* Aim
Replace "allow-null-checkbox" with "nullable-checkbox" in the part of the data that opens with its first line and closes with the line containing "573, 481, 594]". Write out those lines again with nothing else changed.

Collected data
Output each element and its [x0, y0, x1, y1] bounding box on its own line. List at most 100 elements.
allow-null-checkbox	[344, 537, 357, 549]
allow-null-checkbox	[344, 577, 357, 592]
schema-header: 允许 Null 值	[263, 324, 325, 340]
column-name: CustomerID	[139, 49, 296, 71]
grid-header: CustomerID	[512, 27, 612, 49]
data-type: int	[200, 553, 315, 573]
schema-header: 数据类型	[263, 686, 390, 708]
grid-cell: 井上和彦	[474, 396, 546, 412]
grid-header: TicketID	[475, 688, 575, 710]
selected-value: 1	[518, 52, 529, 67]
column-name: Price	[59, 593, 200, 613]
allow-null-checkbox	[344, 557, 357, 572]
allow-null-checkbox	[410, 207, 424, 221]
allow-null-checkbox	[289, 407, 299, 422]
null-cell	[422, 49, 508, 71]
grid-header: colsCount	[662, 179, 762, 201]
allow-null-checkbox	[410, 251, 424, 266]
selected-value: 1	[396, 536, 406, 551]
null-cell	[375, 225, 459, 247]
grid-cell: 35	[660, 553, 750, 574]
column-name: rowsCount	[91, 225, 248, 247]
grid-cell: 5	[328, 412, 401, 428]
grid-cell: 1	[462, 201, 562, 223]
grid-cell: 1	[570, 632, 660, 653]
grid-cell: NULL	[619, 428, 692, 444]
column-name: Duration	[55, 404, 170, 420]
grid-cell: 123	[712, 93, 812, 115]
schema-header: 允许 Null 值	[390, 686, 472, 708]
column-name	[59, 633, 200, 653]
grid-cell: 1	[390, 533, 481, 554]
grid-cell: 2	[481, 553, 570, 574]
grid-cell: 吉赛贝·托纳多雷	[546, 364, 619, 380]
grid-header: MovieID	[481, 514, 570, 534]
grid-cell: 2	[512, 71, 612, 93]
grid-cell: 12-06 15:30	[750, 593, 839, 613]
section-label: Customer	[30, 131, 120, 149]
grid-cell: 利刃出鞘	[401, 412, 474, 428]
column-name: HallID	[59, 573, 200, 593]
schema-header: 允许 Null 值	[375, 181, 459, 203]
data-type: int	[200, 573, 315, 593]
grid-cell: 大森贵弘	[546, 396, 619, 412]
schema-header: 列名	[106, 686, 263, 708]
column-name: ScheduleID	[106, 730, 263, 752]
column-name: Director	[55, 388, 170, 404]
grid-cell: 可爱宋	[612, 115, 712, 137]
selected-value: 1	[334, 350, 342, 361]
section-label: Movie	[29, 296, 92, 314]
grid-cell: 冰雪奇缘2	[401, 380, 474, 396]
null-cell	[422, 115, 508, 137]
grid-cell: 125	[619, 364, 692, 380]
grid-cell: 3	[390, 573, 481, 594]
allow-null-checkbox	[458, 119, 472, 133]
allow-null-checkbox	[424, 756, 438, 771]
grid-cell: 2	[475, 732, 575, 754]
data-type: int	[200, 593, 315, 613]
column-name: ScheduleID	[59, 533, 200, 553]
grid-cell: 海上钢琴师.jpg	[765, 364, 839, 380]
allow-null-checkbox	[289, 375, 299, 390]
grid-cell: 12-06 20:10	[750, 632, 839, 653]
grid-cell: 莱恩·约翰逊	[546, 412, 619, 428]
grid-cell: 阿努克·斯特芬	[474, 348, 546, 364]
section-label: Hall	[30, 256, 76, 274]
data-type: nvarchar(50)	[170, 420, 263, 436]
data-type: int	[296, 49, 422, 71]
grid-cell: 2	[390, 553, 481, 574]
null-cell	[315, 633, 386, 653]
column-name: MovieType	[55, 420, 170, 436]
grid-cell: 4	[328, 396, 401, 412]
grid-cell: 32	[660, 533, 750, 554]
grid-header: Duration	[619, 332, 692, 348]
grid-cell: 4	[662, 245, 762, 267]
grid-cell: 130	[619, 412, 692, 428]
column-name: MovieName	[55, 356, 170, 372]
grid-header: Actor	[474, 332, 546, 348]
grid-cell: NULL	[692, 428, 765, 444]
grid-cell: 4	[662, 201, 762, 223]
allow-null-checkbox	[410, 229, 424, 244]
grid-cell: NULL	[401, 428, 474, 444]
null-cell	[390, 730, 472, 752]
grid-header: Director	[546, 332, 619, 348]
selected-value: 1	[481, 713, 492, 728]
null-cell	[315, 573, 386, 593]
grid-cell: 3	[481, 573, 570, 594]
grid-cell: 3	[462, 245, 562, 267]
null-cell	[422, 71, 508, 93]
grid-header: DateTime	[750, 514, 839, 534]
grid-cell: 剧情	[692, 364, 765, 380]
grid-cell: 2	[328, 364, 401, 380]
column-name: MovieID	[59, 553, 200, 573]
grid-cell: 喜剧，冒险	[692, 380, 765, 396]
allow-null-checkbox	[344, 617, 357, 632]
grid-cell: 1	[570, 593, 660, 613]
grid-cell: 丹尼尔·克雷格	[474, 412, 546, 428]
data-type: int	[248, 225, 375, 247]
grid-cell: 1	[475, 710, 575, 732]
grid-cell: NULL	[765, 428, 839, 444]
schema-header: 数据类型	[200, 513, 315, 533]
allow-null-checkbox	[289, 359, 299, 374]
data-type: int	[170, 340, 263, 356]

* Task output
Output each element and its [x0, y0, x1, y1] bounding box on its own line. List at most 100 elements.
nullable-checkbox	[344, 537, 357, 549]
nullable-checkbox	[344, 577, 357, 592]
schema-header: 允许 Null 值	[263, 324, 325, 340]
column-name: CustomerID	[139, 49, 296, 71]
grid-header: CustomerID	[512, 27, 612, 49]
data-type: int	[200, 553, 315, 573]
schema-header: 数据类型	[263, 686, 390, 708]
grid-cell: 井上和彦	[474, 396, 546, 412]
grid-header: TicketID	[475, 688, 575, 710]
selected-value: 1	[518, 52, 529, 67]
column-name: Price	[59, 593, 200, 613]
nullable-checkbox	[344, 557, 357, 572]
nullable-checkbox	[410, 207, 424, 221]
nullable-checkbox	[289, 407, 299, 422]
null-cell	[422, 49, 508, 71]
grid-header: colsCount	[662, 179, 762, 201]
nullable-checkbox	[410, 251, 424, 266]
selected-value: 1	[396, 536, 406, 551]
null-cell	[375, 225, 459, 247]
grid-cell: 35	[660, 553, 750, 574]
column-name: rowsCount	[91, 225, 248, 247]
grid-cell: 5	[328, 412, 401, 428]
grid-cell: 1	[462, 201, 562, 223]
grid-cell: 1	[570, 632, 660, 653]
grid-cell: NULL	[619, 428, 692, 444]
column-name: Duration	[55, 404, 170, 420]
grid-cell: 123	[712, 93, 812, 115]
schema-header: 允许 Null 值	[390, 686, 472, 708]
column-name	[59, 633, 200, 653]
grid-cell: 1	[390, 533, 481, 554]
grid-cell: 2	[481, 553, 570, 574]
grid-cell: 吉赛贝·托纳多雷	[546, 364, 619, 380]
grid-header: MovieID	[481, 514, 570, 534]
grid-cell: 2	[512, 71, 612, 93]
grid-cell: 12-06 15:30	[750, 593, 839, 613]
section-label: Customer	[30, 131, 120, 149]
grid-cell: 利刃出鞘	[401, 412, 474, 428]
column-name: HallID	[59, 573, 200, 593]
schema-header: 允许 Null 值	[375, 181, 459, 203]
data-type: int	[200, 573, 315, 593]
grid-cell: 大森贵弘	[546, 396, 619, 412]
schema-header: 列名	[106, 686, 263, 708]
column-name: ScheduleID	[106, 730, 263, 752]
column-name: Director	[55, 388, 170, 404]
grid-cell: 可爱宋	[612, 115, 712, 137]
selected-value: 1	[334, 350, 342, 361]
section-label: Movie	[29, 296, 92, 314]
grid-cell: 冰雪奇缘2	[401, 380, 474, 396]
null-cell	[422, 115, 508, 137]
grid-cell: 125	[619, 364, 692, 380]
grid-cell: 3	[390, 573, 481, 594]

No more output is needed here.